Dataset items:
___

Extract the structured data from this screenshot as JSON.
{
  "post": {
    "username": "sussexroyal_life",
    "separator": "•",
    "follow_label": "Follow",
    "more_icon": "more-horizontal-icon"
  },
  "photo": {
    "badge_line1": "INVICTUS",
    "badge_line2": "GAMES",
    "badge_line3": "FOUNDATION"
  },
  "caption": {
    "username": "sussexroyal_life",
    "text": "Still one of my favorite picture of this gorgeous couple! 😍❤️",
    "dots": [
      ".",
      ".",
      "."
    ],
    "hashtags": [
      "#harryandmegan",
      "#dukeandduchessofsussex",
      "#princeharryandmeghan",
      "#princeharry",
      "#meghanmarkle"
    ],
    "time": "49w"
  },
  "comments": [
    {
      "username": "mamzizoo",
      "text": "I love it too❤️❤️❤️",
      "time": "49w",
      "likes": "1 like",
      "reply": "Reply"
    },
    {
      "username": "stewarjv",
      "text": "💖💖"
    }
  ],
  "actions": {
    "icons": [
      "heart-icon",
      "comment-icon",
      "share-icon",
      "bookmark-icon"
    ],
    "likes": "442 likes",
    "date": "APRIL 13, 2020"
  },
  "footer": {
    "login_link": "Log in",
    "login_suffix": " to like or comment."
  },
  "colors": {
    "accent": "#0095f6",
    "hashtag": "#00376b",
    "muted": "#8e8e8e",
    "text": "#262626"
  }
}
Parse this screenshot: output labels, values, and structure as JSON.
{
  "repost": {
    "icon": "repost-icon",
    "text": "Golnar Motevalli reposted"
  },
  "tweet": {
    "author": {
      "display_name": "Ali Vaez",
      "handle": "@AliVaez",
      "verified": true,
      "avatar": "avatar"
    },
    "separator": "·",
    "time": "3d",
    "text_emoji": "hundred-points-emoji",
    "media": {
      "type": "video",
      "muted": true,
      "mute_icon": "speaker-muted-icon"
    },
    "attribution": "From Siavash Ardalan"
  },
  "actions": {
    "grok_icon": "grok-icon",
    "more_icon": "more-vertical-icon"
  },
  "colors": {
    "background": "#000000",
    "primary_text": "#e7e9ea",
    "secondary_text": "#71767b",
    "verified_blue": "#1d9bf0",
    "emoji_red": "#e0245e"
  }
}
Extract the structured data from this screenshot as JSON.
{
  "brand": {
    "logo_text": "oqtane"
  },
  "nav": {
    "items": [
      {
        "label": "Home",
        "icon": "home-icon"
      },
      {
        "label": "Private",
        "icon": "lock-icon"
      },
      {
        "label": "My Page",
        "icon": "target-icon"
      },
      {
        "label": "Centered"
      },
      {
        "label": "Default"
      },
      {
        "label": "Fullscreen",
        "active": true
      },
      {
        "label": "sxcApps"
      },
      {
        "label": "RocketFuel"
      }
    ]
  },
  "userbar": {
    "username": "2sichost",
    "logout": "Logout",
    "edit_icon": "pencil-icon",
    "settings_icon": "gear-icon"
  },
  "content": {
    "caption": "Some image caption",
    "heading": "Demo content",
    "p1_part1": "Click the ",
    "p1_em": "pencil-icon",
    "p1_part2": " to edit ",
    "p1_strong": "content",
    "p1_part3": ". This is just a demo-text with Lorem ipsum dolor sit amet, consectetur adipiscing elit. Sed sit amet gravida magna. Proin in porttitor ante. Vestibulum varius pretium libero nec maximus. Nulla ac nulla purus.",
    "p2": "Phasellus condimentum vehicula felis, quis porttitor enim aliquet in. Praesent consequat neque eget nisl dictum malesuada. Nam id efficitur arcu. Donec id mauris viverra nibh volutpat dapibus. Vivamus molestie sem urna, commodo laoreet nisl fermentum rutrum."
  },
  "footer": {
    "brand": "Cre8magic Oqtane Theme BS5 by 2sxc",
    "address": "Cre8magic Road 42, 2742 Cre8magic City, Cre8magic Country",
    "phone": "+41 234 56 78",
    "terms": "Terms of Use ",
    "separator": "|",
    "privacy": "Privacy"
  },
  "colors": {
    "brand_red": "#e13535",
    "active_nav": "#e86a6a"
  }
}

___

## [WHAT THE EXERCISE ASKS]
Report how many lines of the listing hold the string "more", giving only the number.

## [OUTPUT BELOW]
2